● EXCERPTED DATA:
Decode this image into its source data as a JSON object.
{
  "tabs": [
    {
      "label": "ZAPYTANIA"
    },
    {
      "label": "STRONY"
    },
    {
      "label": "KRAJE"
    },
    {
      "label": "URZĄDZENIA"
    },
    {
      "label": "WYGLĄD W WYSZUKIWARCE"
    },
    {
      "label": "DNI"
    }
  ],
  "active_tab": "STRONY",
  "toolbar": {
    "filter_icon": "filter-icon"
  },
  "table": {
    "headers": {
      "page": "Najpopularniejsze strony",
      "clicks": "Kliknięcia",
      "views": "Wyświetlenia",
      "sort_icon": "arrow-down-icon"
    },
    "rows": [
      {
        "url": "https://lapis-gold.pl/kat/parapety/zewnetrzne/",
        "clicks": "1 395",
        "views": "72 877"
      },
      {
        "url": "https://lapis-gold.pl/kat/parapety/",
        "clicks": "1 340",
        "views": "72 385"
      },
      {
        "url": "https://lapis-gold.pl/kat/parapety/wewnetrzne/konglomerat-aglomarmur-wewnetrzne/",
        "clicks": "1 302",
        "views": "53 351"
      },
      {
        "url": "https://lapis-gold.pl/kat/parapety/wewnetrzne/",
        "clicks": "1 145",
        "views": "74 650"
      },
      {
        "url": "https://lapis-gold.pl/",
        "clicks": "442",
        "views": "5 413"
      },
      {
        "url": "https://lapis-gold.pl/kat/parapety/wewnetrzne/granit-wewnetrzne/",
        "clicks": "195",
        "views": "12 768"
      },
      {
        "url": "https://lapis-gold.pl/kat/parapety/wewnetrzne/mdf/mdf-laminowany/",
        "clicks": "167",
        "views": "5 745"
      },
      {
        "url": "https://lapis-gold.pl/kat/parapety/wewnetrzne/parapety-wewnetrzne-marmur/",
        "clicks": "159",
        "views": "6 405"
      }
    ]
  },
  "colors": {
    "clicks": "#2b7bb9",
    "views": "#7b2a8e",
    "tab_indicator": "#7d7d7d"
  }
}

● WORK TO BE COMPLETED: Extract each line from the listing above, please, and repeat it exactly.

● ANSWER TO THE EXERCISE:
Decode this image into its source data as a JSON object.
{
  "tabs": [
    {
      "label": "ZAPYTANIA"
    },
    {
      "label": "STRONY"
    },
    {
      "label": "KRAJE"
    },
    {
      "label": "URZĄDZENIA"
    },
    {
      "label": "WYGLĄD W WYSZUKIWARCE"
    },
    {
      "label": "DNI"
    }
  ],
  "active_tab": "STRONY",
  "toolbar": {
    "filter_icon": "filter-icon"
  },
  "table": {
    "headers": {
      "page": "Najpopularniejsze strony",
      "clicks": "Kliknięcia",
      "views": "Wyświetlenia",
      "sort_icon": "arrow-down-icon"
    },
    "rows": [
      {
        "url": "https://lapis-gold.pl/kat/parapety/zewnetrzne/",
        "clicks": "1 395",
        "views": "72 877"
      },
      {
        "url": "https://lapis-gold.pl/kat/parapety/",
        "clicks": "1 340",
        "views": "72 385"
      },
      {
        "url": "https://lapis-gold.pl/kat/parapety/wewnetrzne/konglomerat-aglomarmur-wewnetrzne/",
        "clicks": "1 302",
        "views": "53 351"
      },
      {
        "url": "https://lapis-gold.pl/kat/parapety/wewnetrzne/",
        "clicks": "1 145",
        "views": "74 650"
      },
      {
        "url": "https://lapis-gold.pl/",
        "clicks": "442",
        "views": "5 413"
      },
      {
        "url": "https://lapis-gold.pl/kat/parapety/wewnetrzne/granit-wewnetrzne/",
        "clicks": "195",
        "views": "12 768"
      },
      {
        "url": "https://lapis-gold.pl/kat/parapety/wewnetrzne/mdf/mdf-laminowany/",
        "clicks": "167",
        "views": "5 745"
      },
      {
        "url": "https://lapis-gold.pl/kat/parapety/wewnetrzne/parapety-wewnetrzne-marmur/",
        "clicks": "159",
        "views": "6 405"
      }
    ]
  },
  "colors": {
    "clicks": "#2b7bb9",
    "views": "#7b2a8e",
    "tab_indicator": "#7d7d7d"
  }
}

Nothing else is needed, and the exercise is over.